— Do this —
From the marathon blog post, give the part that begins at the words "After I had" and stops after "an obvious option." again, changing "New York" to "Boston" throughout.

— begin Extract to read —

After I had been running a few years and Helen and other friends of mine had run some marathons I thought I would probably like to do a marathon at some point, too. And if, as is very possibly the case, I only ever do one marathon, which marathon should that be? Why not make it somewhere I would really like to visit as well.  Given that I have two degrees in American Studies (a BA from UEA Norwich and an MA from Birkbeck, London) and had always wanted to visit America but, rather embarassingly now that I was over 40, never had, New York seemed an obvious option.

Of course this also meant it was easier to put off!  I could say, wittily I thought, that I didn’t want to do the London Marathon because I had been to the Isle of Dogs and it was closed. (Ignoring the fact that there is at least one marathon in the UK every week that I could choose to run instead.) New York offered that classic excuse in that it was the one I was holding out for, therefore I didn’t actually have to do it. And, even better, I said to myself that I would give up smoking when I was definitely going to run a marathon. So, being rejected for a place in the New York marathon every year meant I could continue smoking as well!

In the meantime I visited New York, without a marathon, first with my daughters, Mathilda and Delilah and then with the whole family. And I absolutely loved it. Having seen it a million times in film and TV, the best things turned out to be the smells and the tastes of New York which I couldn’t predict. So now I can, hopefully, enjoy running a marathon there, knowing that I will enjoy being in a wonderfully exciting city which I love.  (I also love London too, I hasten to add, and wouldn’t want to live anywhere else.)

So this year I got my guaranteed place in the New York Marathon. (If you apply and are rejected three years in a row, you are guaranteed a place in the fourth.)  So it all got rather real. And quite scary. But, joy of joys, it has made me give up smoking. It has made me run and feel good about running again. It has already helped me run further than I have ever run before.  And it has, and this could be the most scary bit in some ways, meant I am taking a risk or two.  At least 30 friends, relatives and colleagues have read this blog and are expecting me to run that marathon. Many have sponsored me. Some, it seems, have even been inspired to do a little bit more exercise. So actually, that 18 mile run is quite important, because it has made me feel a little bit more secure about running the 26 miles in November.

— end Extract to read —
— begin Given material —

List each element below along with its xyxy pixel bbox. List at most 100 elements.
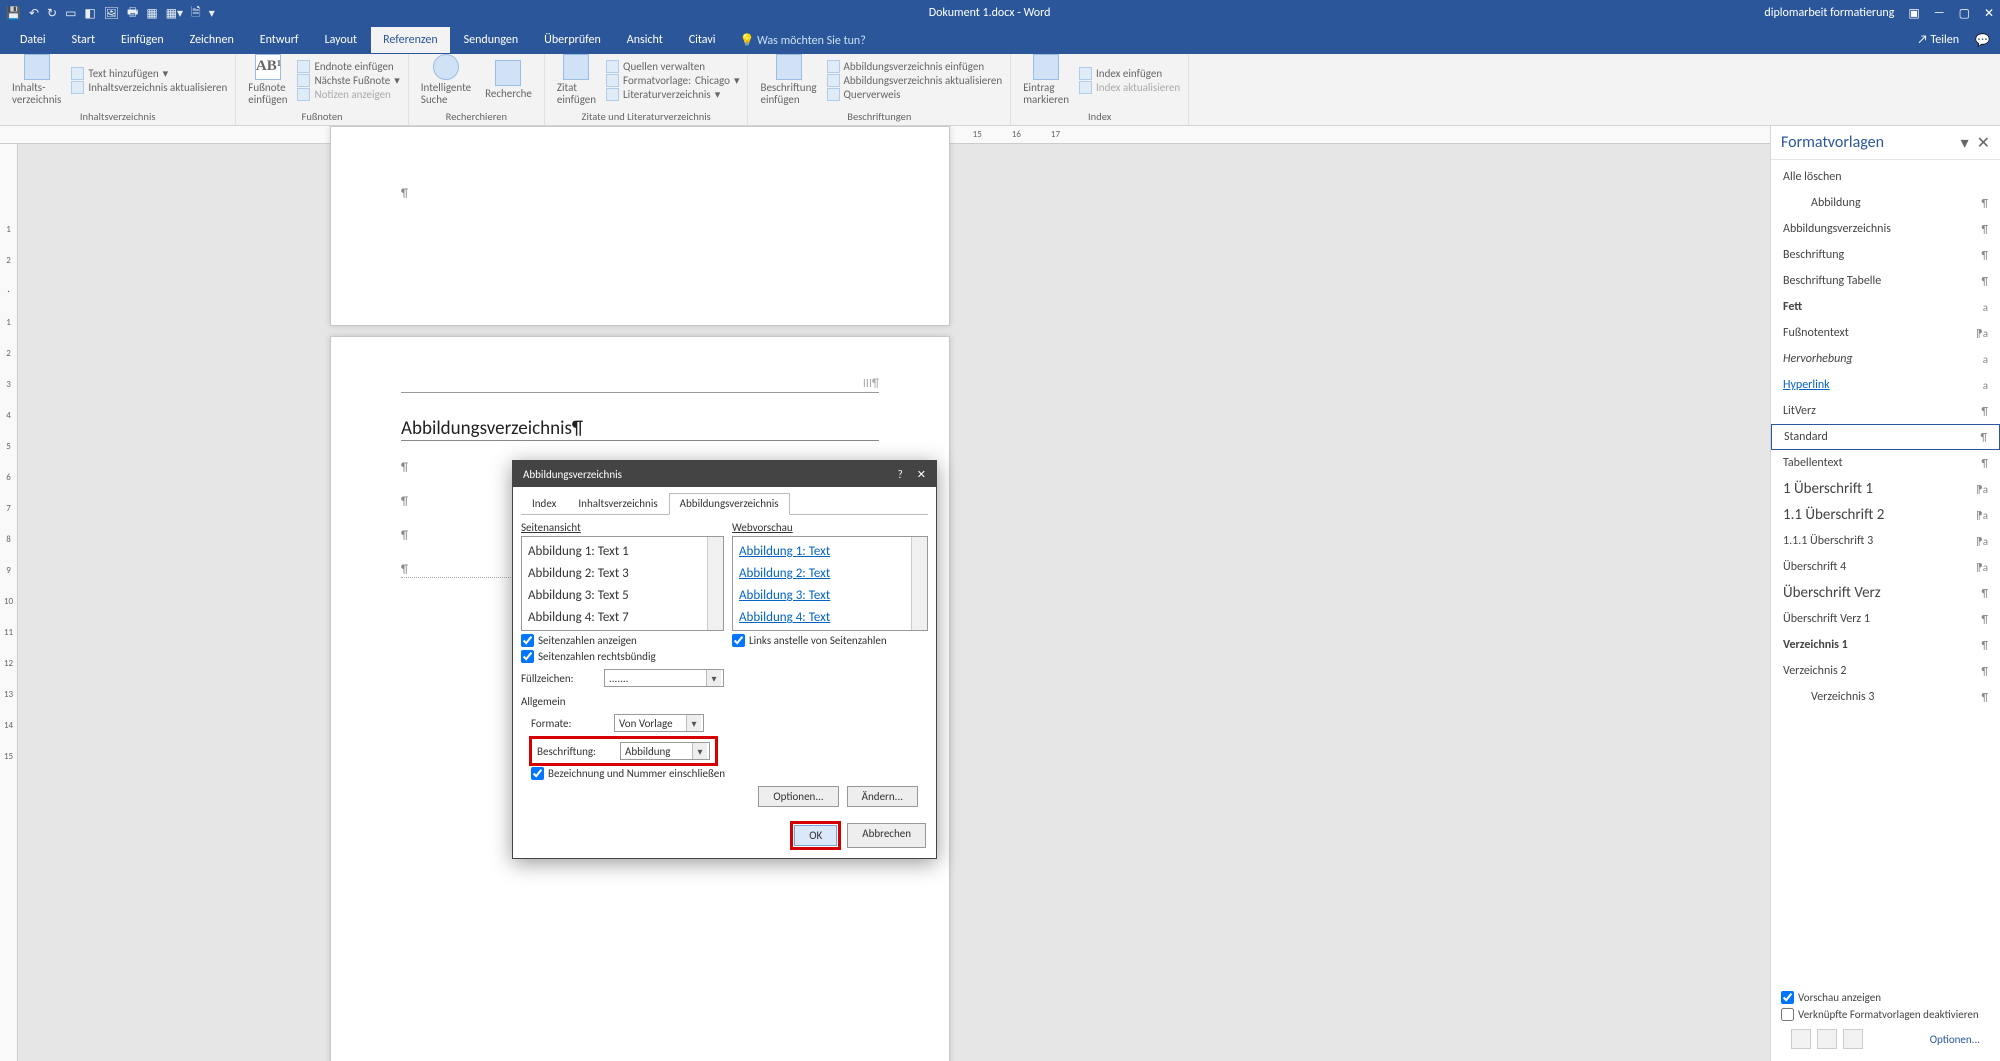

— end Given material —

— Worked solution —
After I had been running a few years and Helen and other friends of mine had run some marathons I thought I would probably like to do a marathon at some point, too. And if, as is very possibly the case, I only ever do one marathon, which marathon should that be? Why not make it somewhere I would really like to visit as well.  Given that I have two degrees in American Studies (a BA from UEA Norwich and an MA from Birkbeck, London) and had always wanted to visit America but, rather embarassingly now that I was over 40, never had, Boston seemed an obvious option.